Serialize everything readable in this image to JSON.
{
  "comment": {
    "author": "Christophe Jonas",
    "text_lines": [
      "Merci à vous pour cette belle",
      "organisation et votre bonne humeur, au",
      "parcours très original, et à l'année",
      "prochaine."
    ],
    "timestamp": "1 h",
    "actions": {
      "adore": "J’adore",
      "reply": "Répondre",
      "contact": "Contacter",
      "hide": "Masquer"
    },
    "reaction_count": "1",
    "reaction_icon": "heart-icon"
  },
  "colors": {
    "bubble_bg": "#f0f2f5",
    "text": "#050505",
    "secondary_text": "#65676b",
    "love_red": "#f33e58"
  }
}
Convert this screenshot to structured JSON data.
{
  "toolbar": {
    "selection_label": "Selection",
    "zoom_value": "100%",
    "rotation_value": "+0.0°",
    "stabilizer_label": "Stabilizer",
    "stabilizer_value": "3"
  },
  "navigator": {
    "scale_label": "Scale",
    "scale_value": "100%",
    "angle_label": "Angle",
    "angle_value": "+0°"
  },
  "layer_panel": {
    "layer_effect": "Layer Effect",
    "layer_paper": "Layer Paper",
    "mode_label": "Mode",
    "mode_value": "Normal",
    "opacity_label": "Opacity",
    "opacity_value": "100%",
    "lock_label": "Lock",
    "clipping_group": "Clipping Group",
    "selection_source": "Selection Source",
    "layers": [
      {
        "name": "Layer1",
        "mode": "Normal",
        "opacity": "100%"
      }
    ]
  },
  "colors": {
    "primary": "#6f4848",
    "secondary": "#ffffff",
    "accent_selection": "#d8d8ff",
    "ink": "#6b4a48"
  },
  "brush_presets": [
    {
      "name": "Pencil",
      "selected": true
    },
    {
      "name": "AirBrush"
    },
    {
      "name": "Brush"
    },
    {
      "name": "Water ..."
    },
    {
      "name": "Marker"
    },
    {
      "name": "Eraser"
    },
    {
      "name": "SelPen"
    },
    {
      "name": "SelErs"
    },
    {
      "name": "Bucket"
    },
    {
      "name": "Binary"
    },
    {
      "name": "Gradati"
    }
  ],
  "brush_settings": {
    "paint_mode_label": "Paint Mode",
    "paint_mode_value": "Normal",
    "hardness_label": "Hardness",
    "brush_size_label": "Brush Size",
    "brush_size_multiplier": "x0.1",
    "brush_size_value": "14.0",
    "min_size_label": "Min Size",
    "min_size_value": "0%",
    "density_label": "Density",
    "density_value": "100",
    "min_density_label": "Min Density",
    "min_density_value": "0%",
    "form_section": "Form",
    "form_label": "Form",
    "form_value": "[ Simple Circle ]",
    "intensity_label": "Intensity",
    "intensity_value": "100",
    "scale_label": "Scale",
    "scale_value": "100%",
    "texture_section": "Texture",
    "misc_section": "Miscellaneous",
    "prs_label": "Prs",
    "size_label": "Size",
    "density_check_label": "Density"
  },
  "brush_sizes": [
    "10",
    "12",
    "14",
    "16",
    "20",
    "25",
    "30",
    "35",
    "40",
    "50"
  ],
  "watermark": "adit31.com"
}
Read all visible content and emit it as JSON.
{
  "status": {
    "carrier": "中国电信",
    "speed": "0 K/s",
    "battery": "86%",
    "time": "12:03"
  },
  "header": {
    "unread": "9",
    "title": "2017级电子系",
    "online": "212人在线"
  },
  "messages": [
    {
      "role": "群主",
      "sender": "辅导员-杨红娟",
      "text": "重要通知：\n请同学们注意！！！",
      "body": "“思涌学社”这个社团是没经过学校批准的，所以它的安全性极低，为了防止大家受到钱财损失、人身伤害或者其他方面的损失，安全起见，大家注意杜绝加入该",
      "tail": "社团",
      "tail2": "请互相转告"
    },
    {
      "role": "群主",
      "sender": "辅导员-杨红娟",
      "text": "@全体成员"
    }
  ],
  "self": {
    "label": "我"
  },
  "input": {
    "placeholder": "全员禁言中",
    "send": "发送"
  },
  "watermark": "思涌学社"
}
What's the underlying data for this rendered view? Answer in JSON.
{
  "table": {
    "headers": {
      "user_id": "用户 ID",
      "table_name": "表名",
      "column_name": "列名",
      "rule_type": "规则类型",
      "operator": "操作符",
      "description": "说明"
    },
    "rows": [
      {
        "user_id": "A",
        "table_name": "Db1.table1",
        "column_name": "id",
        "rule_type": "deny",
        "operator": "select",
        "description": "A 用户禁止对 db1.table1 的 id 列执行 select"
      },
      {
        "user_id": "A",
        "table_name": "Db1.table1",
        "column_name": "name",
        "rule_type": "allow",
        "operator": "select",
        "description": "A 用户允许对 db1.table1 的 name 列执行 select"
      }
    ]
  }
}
▬▬▬
## Stated task
Print out every record again, exactly and in full.

## Result for this exercise
Serialize everything readable in this image to JSON.
{
  "comment": {
    "author": "Christophe Jonas",
    "text_lines": [
      "Merci à vous pour cette belle",
      "organisation et votre bonne humeur, au",
      "parcours très original, et à l'année",
      "prochaine."
    ],
    "timestamp": "1 h",
    "actions": {
      "adore": "J’adore",
      "reply": "Répondre",
      "contact": "Contacter",
      "hide": "Masquer"
    },
    "reaction_count": "1",
    "reaction_icon": "heart-icon"
  },
  "colors": {
    "bubble_bg": "#f0f2f5",
    "text": "#050505",
    "secondary_text": "#65676b",
    "love_red": "#f33e58"
  }
}
Convert this screenshot to structured JSON data.
{
  "toolbar": {
    "selection_label": "Selection",
    "zoom_value": "100%",
    "rotation_value": "+0.0°",
    "stabilizer_label": "Stabilizer",
    "stabilizer_value": "3"
  },
  "navigator": {
    "scale_label": "Scale",
    "scale_value": "100%",
    "angle_label": "Angle",
    "angle_value": "+0°"
  },
  "layer_panel": {
    "layer_effect": "Layer Effect",
    "layer_paper": "Layer Paper",
    "mode_label": "Mode",
    "mode_value": "Normal",
    "opacity_label": "Opacity",
    "opacity_value": "100%",
    "lock_label": "Lock",
    "clipping_group": "Clipping Group",
    "selection_source": "Selection Source",
    "layers": [
      {
        "name": "Layer1",
        "mode": "Normal",
        "opacity": "100%"
      }
    ]
  },
  "colors": {
    "primary": "#6f4848",
    "secondary": "#ffffff",
    "accent_selection": "#d8d8ff",
    "ink": "#6b4a48"
  },
  "brush_presets": [
    {
      "name": "Pencil",
      "selected": true
    },
    {
      "name": "AirBrush"
    },
    {
      "name": "Brush"
    },
    {
      "name": "Water ..."
    },
    {
      "name": "Marker"
    },
    {
      "name": "Eraser"
    },
    {
      "name": "SelPen"
    },
    {
      "name": "SelErs"
    },
    {
      "name": "Bucket"
    },
    {
      "name": "Binary"
    },
    {
      "name": "Gradati"
    }
  ],
  "brush_settings": {
    "paint_mode_label": "Paint Mode",
    "paint_mode_value": "Normal",
    "hardness_label": "Hardness",
    "brush_size_label": "Brush Size",
    "brush_size_multiplier": "x0.1",
    "brush_size_value": "14.0",
    "min_size_label": "Min Size",
    "min_size_value": "0%",
    "density_label": "Density",
    "density_value": "100",
    "min_density_label": "Min Density",
    "min_density_value": "0%",
    "form_section": "Form",
    "form_label": "Form",
    "form_value": "[ Simple Circle ]",
    "intensity_label": "Intensity",
    "intensity_value": "100",
    "scale_label": "Scale",
    "scale_value": "100%",
    "texture_section": "Texture",
    "misc_section": "Miscellaneous",
    "prs_label": "Prs",
    "size_label": "Size",
    "density_check_label": "Density"
  },
  "brush_sizes": [
    "10",
    "12",
    "14",
    "16",
    "20",
    "25",
    "30",
    "35",
    "40",
    "50"
  ],
  "watermark": "adit31.com"
}
Read all visible content and emit it as JSON.
{
  "status": {
    "carrier": "中国电信",
    "speed": "0 K/s",
    "battery": "86%",
    "time": "12:03"
  },
  "header": {
    "unread": "9",
    "title": "2017级电子系",
    "online": "212人在线"
  },
  "messages": [
    {
      "role": "群主",
      "sender": "辅导员-杨红娟",
      "text": "重要通知：\n请同学们注意！！！",
      "body": "“思涌学社”这个社团是没经过学校批准的，所以它的安全性极低，为了防止大家受到钱财损失、人身伤害或者其他方面的损失，安全起见，大家注意杜绝加入该",
      "tail": "社团",
      "tail2": "请互相转告"
    },
    {
      "role": "群主",
      "sender": "辅导员-杨红娟",
      "text": "@全体成员"
    }
  ],
  "self": {
    "label": "我"
  },
  "input": {
    "placeholder": "全员禁言中",
    "send": "发送"
  },
  "watermark": "思涌学社"
}
What's the underlying data for this rendered view? Answer in JSON.
{
  "table": {
    "headers": {
      "user_id": "用户 ID",
      "table_name": "表名",
      "column_name": "列名",
      "rule_type": "规则类型",
      "operator": "操作符",
      "description": "说明"
    },
    "rows": [
      {
        "user_id": "A",
        "table_name": "Db1.table1",
        "column_name": "id",
        "rule_type": "deny",
        "operator": "select",
        "description": "A 用户禁止对 db1.table1 的 id 列执行 select"
      },
      {
        "user_id": "A",
        "table_name": "Db1.table1",
        "column_name": "name",
        "rule_type": "allow",
        "operator": "select",
        "description": "A 用户允许对 db1.table1 的 name 列执行 select"
      }
    ]
  }
}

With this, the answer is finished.